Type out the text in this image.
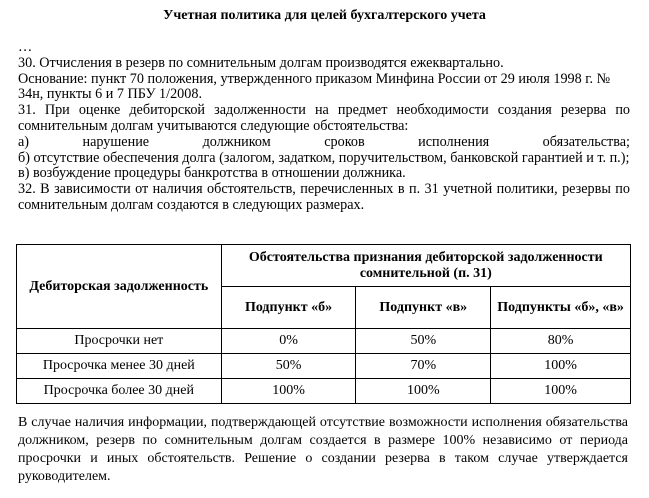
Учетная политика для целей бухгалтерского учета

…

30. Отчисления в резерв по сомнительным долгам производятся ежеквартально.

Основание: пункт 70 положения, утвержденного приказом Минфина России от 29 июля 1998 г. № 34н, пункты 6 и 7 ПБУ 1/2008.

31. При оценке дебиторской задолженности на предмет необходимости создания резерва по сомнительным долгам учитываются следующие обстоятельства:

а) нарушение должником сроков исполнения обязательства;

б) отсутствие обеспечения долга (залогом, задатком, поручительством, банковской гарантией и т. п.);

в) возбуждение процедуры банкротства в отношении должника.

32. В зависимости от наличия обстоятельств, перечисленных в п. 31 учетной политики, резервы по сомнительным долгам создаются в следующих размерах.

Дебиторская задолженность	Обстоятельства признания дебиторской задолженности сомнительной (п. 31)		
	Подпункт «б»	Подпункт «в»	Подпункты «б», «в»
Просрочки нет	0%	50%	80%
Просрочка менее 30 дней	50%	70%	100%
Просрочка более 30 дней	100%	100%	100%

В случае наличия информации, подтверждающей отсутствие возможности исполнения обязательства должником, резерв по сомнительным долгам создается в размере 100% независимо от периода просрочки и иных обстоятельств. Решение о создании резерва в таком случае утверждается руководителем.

§ §

# [Exercise objective]
Every line above should be returned word for word, with the pictures left behind.

# [The solution]
Type out the text in this image.
Учетная политика для целей бухгалтерского учета

…

30. Отчисления в резерв по сомнительным долгам производятся ежеквартально.

Основание: пункт 70 положения, утвержденного приказом Минфина России от 29 июля 1998 г. № 34н, пункты 6 и 7 ПБУ 1/2008.

31. При оценке дебиторской задолженности на предмет необходимости создания резерва по сомнительным долгам учитываются следующие обстоятельства:

а) нарушение должником сроков исполнения обязательства;

б) отсутствие обеспечения долга (залогом, задатком, поручительством, банковской гарантией и т. п.);

в) возбуждение процедуры банкротства в отношении должника.

32. В зависимости от наличия обстоятельств, перечисленных в п. 31 учетной политики, резервы по сомнительным долгам создаются в следующих размерах.

Дебиторская задолженность	Обстоятельства признания дебиторской задолженности сомнительной (п. 31)		
	Подпункт «б»	Подпункт «в»	Подпункты «б», «в»
Просрочки нет	0%	50%	80%
Просрочка менее 30 дней	50%	70%	100%
Просрочка более 30 дней	100%	100%	100%

В случае наличия информации, подтверждающей отсутствие возможности исполнения обязательства должником, резерв по сомнительным долгам создается в размере 100% независимо от периода просрочки и иных обстоятельств. Решение о создании резерва в таком случае утверждается руководителем.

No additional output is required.